- WORK TO BE COMPLETED -
Return each line of the listing that contains the string "icon".

- DATASET RECORDS -
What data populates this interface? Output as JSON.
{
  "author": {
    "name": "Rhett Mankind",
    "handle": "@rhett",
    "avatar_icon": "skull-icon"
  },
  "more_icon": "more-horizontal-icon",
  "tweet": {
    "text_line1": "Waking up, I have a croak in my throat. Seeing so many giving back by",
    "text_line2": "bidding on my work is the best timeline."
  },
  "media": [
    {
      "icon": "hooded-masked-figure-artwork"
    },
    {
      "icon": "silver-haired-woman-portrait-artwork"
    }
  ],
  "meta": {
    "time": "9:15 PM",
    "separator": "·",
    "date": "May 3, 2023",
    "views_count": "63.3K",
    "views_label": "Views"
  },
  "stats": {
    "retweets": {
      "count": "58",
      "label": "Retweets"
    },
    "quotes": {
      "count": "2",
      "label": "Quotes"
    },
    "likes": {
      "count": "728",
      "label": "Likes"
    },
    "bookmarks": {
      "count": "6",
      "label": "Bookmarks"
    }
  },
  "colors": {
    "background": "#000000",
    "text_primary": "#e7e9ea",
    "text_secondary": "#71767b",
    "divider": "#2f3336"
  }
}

- TASK RESPONSE -
    "avatar_icon": "skull-icon"
  "more_icon": "more-horizontal-icon",
      "icon": "hooded-masked-figure-artwork"
      "icon": "silver-haired-woman-portrait-artwork"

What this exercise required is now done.